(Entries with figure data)
------------------------------------------------------------------------
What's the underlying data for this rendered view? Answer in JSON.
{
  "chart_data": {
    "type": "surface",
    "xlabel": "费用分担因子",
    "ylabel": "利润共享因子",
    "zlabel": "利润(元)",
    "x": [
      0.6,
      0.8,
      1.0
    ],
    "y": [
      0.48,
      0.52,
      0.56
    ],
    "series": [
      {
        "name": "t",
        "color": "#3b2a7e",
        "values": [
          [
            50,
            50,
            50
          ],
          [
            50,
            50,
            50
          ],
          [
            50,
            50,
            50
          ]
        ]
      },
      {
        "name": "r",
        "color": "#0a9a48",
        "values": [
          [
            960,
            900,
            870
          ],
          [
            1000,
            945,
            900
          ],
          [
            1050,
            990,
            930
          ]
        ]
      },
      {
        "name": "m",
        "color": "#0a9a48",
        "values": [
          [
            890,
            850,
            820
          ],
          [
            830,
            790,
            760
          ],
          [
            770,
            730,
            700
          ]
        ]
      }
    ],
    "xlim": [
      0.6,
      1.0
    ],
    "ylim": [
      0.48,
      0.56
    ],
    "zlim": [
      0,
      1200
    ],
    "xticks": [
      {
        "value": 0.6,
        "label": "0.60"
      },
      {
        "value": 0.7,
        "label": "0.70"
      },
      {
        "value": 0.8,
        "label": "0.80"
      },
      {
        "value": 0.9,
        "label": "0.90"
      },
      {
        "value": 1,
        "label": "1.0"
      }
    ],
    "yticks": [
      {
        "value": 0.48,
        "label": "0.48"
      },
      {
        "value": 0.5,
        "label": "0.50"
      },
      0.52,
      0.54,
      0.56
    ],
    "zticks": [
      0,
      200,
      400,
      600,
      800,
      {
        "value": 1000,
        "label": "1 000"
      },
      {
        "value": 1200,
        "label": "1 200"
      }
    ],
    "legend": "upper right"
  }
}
------------------------------------------------------------------------
What the task asks: Word for word, restate all of the data shown above.

Response to the exercise:
What's the underlying data for this rendered view? Answer in JSON.
{
  "chart_data": {
    "type": "surface",
    "xlabel": "费用分担因子",
    "ylabel": "利润共享因子",
    "zlabel": "利润(元)",
    "x": [
      0.6,
      0.8,
      1.0
    ],
    "y": [
      0.48,
      0.52,
      0.56
    ],
    "series": [
      {
        "name": "t",
        "color": "#3b2a7e",
        "values": [
          [
            50,
            50,
            50
          ],
          [
            50,
            50,
            50
          ],
          [
            50,
            50,
            50
          ]
        ]
      },
      {
        "name": "r",
        "color": "#0a9a48",
        "values": [
          [
            960,
            900,
            870
          ],
          [
            1000,
            945,
            900
          ],
          [
            1050,
            990,
            930
          ]
        ]
      },
      {
        "name": "m",
        "color": "#0a9a48",
        "values": [
          [
            890,
            850,
            820
          ],
          [
            830,
            790,
            760
          ],
          [
            770,
            730,
            700
          ]
        ]
      }
    ],
    "xlim": [
      0.6,
      1.0
    ],
    "ylim": [
      0.48,
      0.56
    ],
    "zlim": [
      0,
      1200
    ],
    "xticks": [
      {
        "value": 0.6,
        "label": "0.60"
      },
      {
        "value": 0.7,
        "label": "0.70"
      },
      {
        "value": 0.8,
        "label": "0.80"
      },
      {
        "value": 0.9,
        "label": "0.90"
      },
      {
        "value": 1,
        "label": "1.0"
      }
    ],
    "yticks": [
      {
        "value": 0.48,
        "label": "0.48"
      },
      {
        "value": 0.5,
        "label": "0.50"
      },
      0.52,
      0.54,
      0.56
    ],
    "zticks": [
      0,
      200,
      400,
      600,
      800,
      {
        "value": 1000,
        "label": "1 000"
      },
      {
        "value": 1200,
        "label": "1 200"
      }
    ],
    "legend": "upper right"
  }
}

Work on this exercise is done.